▸ **Instruction**
Every line below must be reproduced exactly. Copy them all.

____________________

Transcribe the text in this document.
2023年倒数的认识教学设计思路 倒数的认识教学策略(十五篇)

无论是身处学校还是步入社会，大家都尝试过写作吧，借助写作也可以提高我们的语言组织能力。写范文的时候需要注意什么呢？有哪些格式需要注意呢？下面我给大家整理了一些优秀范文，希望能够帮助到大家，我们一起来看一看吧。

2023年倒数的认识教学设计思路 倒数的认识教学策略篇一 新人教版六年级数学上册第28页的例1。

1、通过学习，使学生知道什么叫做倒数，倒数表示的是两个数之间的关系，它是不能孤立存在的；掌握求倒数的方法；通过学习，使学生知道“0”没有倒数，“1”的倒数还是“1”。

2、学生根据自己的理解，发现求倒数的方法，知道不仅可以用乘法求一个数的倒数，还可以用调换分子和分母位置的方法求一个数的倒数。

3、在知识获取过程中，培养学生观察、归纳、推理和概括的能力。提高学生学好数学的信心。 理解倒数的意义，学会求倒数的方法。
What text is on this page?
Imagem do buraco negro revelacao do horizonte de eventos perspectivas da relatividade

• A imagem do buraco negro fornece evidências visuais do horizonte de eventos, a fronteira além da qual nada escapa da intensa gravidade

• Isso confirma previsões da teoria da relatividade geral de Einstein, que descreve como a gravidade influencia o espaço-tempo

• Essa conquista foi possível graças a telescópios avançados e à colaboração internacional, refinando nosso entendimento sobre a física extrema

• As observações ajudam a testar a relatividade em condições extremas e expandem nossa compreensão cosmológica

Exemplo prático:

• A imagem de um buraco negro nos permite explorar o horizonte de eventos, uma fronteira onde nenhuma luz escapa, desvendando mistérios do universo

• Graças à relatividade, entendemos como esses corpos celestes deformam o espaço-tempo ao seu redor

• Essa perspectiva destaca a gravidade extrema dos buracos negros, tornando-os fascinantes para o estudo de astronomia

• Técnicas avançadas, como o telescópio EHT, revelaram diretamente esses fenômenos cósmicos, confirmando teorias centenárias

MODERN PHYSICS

____________________

▸ **Final answer**
Transcribe the text in this document.
2023年倒数的认识教学设计思路 倒数的认识教学策略(十五篇)

无论是身处学校还是步入社会，大家都尝试过写作吧，借助写作也可以提高我们的语言组织能力。写范文的时候需要注意什么呢？有哪些格式需要注意呢？下面我给大家整理了一些优秀范文，希望能够帮助到大家，我们一起来看一看吧。

2023年倒数的认识教学设计思路 倒数的认识教学策略篇一 新人教版六年级数学上册第28页的例1。

1、通过学习，使学生知道什么叫做倒数，倒数表示的是两个数之间的关系，它是不能孤立存在的；掌握求倒数的方法；通过学习，使学生知道“0”没有倒数，“1”的倒数还是“1”。

2、学生根据自己的理解，发现求倒数的方法，知道不仅可以用乘法求一个数的倒数，还可以用调换分子和分母位置的方法求一个数的倒数。

3、在知识获取过程中，培养学生观察、归纳、推理和概括的能力。提高学生学好数学的信心。 理解倒数的意义，学会求倒数的方法。
What text is on this page?
Imagem do buraco negro revelacao do horizonte de eventos perspectivas da relatividade

• A imagem do buraco negro fornece evidências visuais do horizonte de eventos, a fronteira além da qual nada escapa da intensa gravidade

• Isso confirma previsões da teoria da relatividade geral de Einstein, que descreve como a gravidade influencia o espaço-tempo

• Essa conquista foi possível graças a telescópios avançados e à colaboração internacional, refinando nosso entendimento sobre a física extrema

• As observações ajudam a testar a relatividade em condições extremas e expandem nossa compreensão cosmológica

Exemplo prático:

• A imagem de um buraco negro nos permite explorar o horizonte de eventos, uma fronteira onde nenhuma luz escapa, desvendando mistérios do universo

• Graças à relatividade, entendemos como esses corpos celestes deformam o espaço-tempo ao seu redor

• Essa perspectiva destaca a gravidade extrema dos buracos negros, tornando-os fascinantes para o estudo de astronomia

• Técnicas avançadas, como o telescópio EHT, revelaram diretamente esses fenômenos cósmicos, confirmando teorias centenárias

MODERN PHYSICS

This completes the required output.